→ **TASK TO CARRY OUT**
From the entries below, gather each line containing the word "neuf".
--- INPUT FOR THIS TASK ---
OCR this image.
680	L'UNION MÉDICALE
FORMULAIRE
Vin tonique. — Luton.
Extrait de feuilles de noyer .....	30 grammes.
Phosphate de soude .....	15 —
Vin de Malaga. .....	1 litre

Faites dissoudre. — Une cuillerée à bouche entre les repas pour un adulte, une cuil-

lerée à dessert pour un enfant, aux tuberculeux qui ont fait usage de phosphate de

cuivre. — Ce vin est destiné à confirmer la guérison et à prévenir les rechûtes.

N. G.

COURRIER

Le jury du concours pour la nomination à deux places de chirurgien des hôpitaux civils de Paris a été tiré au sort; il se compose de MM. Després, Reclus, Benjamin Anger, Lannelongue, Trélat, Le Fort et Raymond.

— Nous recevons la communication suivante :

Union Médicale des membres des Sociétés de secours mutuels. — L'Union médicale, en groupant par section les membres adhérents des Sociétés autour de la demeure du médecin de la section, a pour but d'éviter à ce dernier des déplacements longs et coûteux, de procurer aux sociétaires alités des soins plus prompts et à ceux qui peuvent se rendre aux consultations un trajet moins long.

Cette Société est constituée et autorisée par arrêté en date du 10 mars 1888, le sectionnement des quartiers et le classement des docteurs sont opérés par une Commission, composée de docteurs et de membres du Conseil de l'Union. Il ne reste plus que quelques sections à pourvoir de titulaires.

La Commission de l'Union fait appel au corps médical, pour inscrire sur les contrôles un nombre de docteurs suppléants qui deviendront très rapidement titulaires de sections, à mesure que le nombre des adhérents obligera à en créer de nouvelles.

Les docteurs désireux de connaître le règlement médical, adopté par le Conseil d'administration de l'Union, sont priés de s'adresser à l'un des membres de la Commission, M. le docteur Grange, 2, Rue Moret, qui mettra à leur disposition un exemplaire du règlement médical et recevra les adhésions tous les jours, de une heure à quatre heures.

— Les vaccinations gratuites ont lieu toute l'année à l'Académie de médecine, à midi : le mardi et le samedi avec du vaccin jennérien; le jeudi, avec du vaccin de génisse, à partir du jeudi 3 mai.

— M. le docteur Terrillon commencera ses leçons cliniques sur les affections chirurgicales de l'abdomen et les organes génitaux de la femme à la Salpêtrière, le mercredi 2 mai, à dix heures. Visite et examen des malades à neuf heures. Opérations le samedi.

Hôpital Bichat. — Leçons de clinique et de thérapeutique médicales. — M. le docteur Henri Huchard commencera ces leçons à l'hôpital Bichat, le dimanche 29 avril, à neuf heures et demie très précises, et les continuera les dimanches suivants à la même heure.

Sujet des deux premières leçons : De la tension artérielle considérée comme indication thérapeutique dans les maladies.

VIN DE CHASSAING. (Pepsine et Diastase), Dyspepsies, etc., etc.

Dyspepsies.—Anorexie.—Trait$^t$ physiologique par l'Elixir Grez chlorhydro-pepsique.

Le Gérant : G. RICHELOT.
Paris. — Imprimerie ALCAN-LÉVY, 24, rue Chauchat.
---
→ **SOLUTION BELOW**
— M. le docteur Terrillon commencera ses leçons cliniques sur les affections chirurgicales de l'abdomen et les organes génitaux de la femme à la Salpêtrière, le mercredi 2 mai, à dix heures. Visite et examen des malades à neuf heures. Opérations le samedi.
Hôpital Bichat. — Leçons de clinique et de thérapeutique médicales. — M. le docteur Henri Huchard commencera ces leçons à l'hôpital Bichat, le dimanche 29 avril, à neuf heures et demie très précises, et les continuera les dimanches suivants à la même heure.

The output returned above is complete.